● **Directive**
Copy out the listing that follows exactly, dropping every picture.

● **Record excerpts**
—————

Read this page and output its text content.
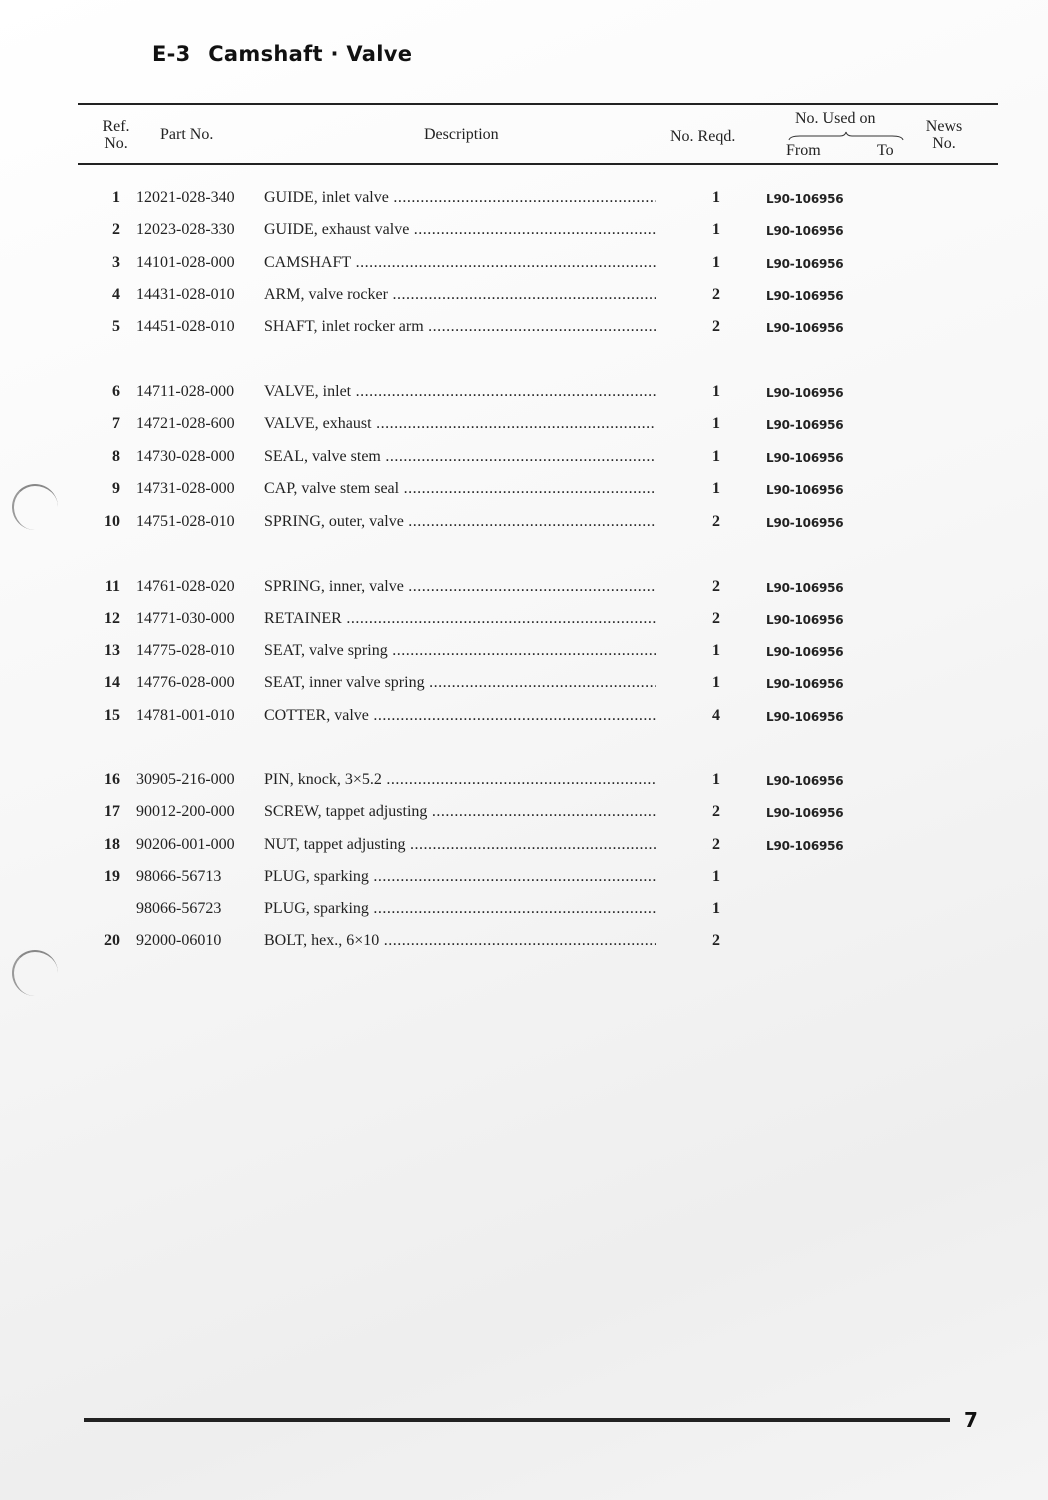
E-3 Camshaft · Valve
Ref.
No.
Part No.	Description	No. Reqd.
No. Used on
From	To
News
No.
1 12021-028-340	GUIDE, inlet valve .....	1	L90-106956
2 12023-028-330	GUIDE, exhaust valve .....	1	L90-106956
3 14101-028-000	CAMSHAFT .....	1	L90-106956
4 14431-028-010	ARM, valve rocker .....	2	L90-106956
5 14451-028-010	SHAFT, inlet rocker arm .....	2	L90-106956
6 14711-028-000	VALVE, inlet .....	1	L90-106956
7 14721-028-600	VALVE, exhaust .....	1	L90-106956
8 14730-028-000	SEAL, valve stem .....	1	L90-106956
9 14731-028-000	CAP, valve stem seal .....	1	L90-106956
10 14751-028-010	SPRING, outer, valve .....	2	L90-106956
11 14761-028-020	SPRING, inner, valve .....	2	L90-106956
12 14771-030-000	RETAINER .....	2	L90-106956
13 14775-028-010	SEAT, valve spring .....	1	L90-106956
14 14776-028-000	SEAT, inner valve spring .....	1	L90-106956
15 14781-001-010	COTTER, valve .....	4	L90-106956
16 30905-216-000	PIN, knock, 3×5.2 .....	1	L90-106956
17 90012-200-000	SCREW, tappet adjusting .....	2	L90-106956
18 90206-001-000	NUT, tappet adjusting .....	2	L90-106956
19 98066-56713	PLUG, sparking .....	1
98066-56723	PLUG, sparking .....	1
20 92000-06010	BOLT, hex., 6×10 .....	2
7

—————

● **Final result**
Read this page and output its text content.
E-3 Camshaft · Valve
Ref.
No.
Part No.	Description	No. Reqd.
No. Used on
From	To
News
No.
1 12021-028-340	GUIDE, inlet valve .....	1	L90-106956
2 12023-028-330	GUIDE, exhaust valve .....	1	L90-106956
3 14101-028-000	CAMSHAFT .....	1	L90-106956
4 14431-028-010	ARM, valve rocker .....	2	L90-106956
5 14451-028-010	SHAFT, inlet rocker arm .....	2	L90-106956
6 14711-028-000	VALVE, inlet .....	1	L90-106956
7 14721-028-600	VALVE, exhaust .....	1	L90-106956
8 14730-028-000	SEAL, valve stem .....	1	L90-106956
9 14731-028-000	CAP, valve stem seal .....	1	L90-106956
10 14751-028-010	SPRING, outer, valve .....	2	L90-106956
11 14761-028-020	SPRING, inner, valve .....	2	L90-106956
12 14771-030-000	RETAINER .....	2	L90-106956
13 14775-028-010	SEAT, valve spring .....	1	L90-106956
14 14776-028-000	SEAT, inner valve spring .....	1	L90-106956
15 14781-001-010	COTTER, valve .....	4	L90-106956
16 30905-216-000	PIN, knock, 3×5.2 .....	1	L90-106956
17 90012-200-000	SCREW, tappet adjusting .....	2	L90-106956
18 90206-001-000	NUT, tappet adjusting .....	2	L90-106956
19 98066-56713	PLUG, sparking .....	1
98066-56723	PLUG, sparking .....	1
20 92000-06010	BOLT, hex., 6×10 .....	2
7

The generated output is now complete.